* [Requirements]:
Reading down the listing below, count the lines where the word "Санкт" shows up, then give only that count.

* [Records provided]:
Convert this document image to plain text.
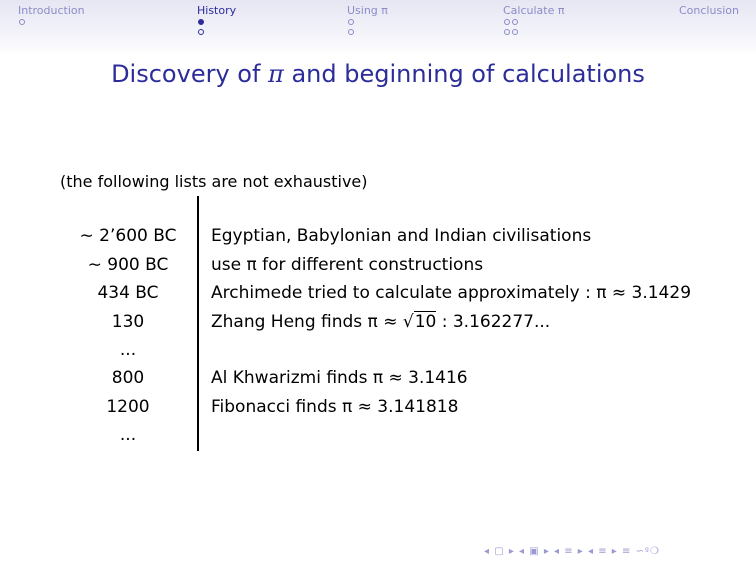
Introduction	History	Using π	Calculate π	Conclusion
Discovery of π and beginning of calculations
(the following lists are not exhaustive)
∼ 2’600 BC	Egyptian, Babylonian and Indian civilisations
∼ 900 BC	use π for different constructions
434 BC	Archimede tried to calculate approximately : π ≈ 3.1429
130	Zhang Heng finds π ≈ √10 : 3.162277...
...
800	Al Khwarizmi finds π ≈ 3.1416
1200	Fibonacci finds π ≈ 3.141818
...
◂ ▢ ▸ ◂ ▣ ▸ ◂ ≡ ▸ ◂ ≡ ▸ ≡ ∽ᵍ❍
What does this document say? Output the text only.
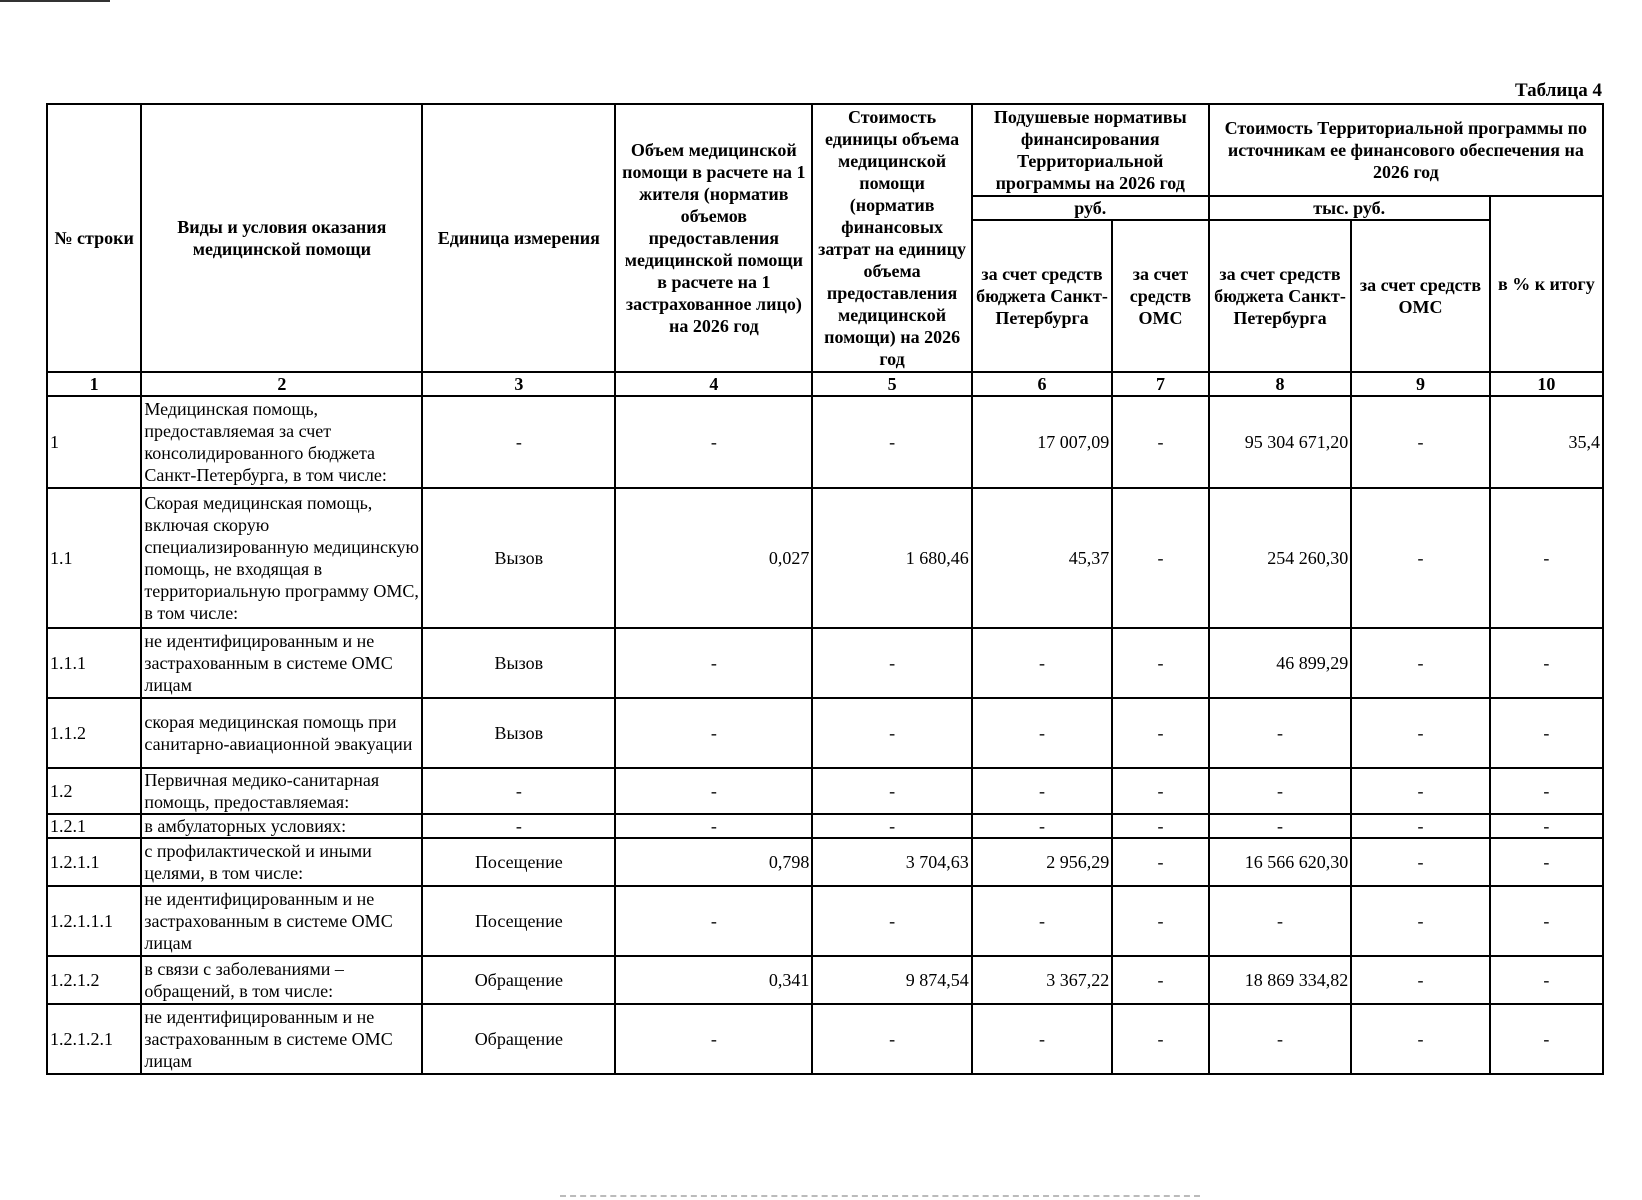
Таблица 4
№ строки	Виды и условия оказания медицинской помощи	Единица измерения	Объем медицинской помощи в расчете на 1 жителя (норматив объемов предоставления медицинской помощи в расчете на 1 застрахованное лицо) на 2026 год	Стоимость единицы объема медицинской помощи (норматив финансовых затрат на единицу объема предоставления медицинской помощи) на 2026 год	Подушевые нормативы финансирования Территориальной программы на 2026 год		Стоимость Территориальной программы по источникам ее финансового обеспечения на 2026 год		
					руб.		тыс. руб.		в % к итогу
					за счет средств бюджета Санкт-Петербурга	за счет средств ОМС	за счет средств бюджета Санкт-Петербурга	за счет средств ОМС	
1	2	3	4	5	6	7	8	9	10
1	Медицинская помощь, предоставляемая за счет консолидированного бюджета Санкт-Петербурга, в том числе:	-	-	-	17 007,09	-	95 304 671,20	-	35,4
1.1	Скорая медицинская помощь, включая скорую специализированную медицинскую помощь, не входящая в территориальную программу ОМС, в том числе:	Вызов	0,027	1 680,46	45,37	-	254 260,30	-	-
1.1.1	не идентифицированным и не застрахованным в системе ОМС лицам	Вызов	-	-	-	-	46 899,29	-	-
1.1.2	скорая медицинская помощь при санитарно-авиационной эвакуации	Вызов	-	-	-	-	-	-	-
1.2	Первичная медико-санитарная помощь, предоставляемая:	-	-	-	-	-	-	-	-
1.2.1	в амбулаторных условиях:	-	-	-	-	-	-	-	-
1.2.1.1	с профилактической и иными целями, в том числе:	Посещение	0,798	3 704,63	2 956,29	-	16 566 620,30	-	-
1.2.1.1.1	не идентифицированным и не застрахованным в системе ОМС лицам	Посещение	-	-	-	-	-	-	-
1.2.1.2	в связи с заболеваниями – обращений, в том числе:	Обращение	0,341	9 874,54	3 367,22	-	18 869 334,82	-	-
1.2.1.2.1	не идентифицированным и не застрахованным в системе ОМС лицам	Обращение	-	-	-	-	-	-	-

* [Result]:
2